# START OF THE DATA

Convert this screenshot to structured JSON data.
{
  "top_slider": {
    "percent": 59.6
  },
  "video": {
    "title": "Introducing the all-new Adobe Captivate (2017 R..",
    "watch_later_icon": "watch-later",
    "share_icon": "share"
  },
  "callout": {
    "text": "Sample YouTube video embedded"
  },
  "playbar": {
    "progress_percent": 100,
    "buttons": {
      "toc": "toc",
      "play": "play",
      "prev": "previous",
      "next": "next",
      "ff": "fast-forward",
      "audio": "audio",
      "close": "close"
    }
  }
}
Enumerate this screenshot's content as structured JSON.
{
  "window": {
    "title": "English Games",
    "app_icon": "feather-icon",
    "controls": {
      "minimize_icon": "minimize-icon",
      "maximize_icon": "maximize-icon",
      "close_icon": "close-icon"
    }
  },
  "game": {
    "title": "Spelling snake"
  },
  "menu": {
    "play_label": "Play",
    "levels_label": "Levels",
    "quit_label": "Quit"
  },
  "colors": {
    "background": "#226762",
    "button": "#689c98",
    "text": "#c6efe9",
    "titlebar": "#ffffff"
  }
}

# END OF THE DATA

Starting at the line that contains "Enumerate this screenshot's", print every line through the end of the listing, word for word. Leave out all the rest.

## ANSWER TO THE PROBLEM
Enumerate this screenshot's content as structured JSON.
{
  "window": {
    "title": "English Games",
    "app_icon": "feather-icon",
    "controls": {
      "minimize_icon": "minimize-icon",
      "maximize_icon": "maximize-icon",
      "close_icon": "close-icon"
    }
  },
  "game": {
    "title": "Spelling snake"
  },
  "menu": {
    "play_label": "Play",
    "levels_label": "Levels",
    "quit_label": "Quit"
  },
  "colors": {
    "background": "#226762",
    "button": "#689c98",
    "text": "#c6efe9",
    "titlebar": "#ffffff"
  }
}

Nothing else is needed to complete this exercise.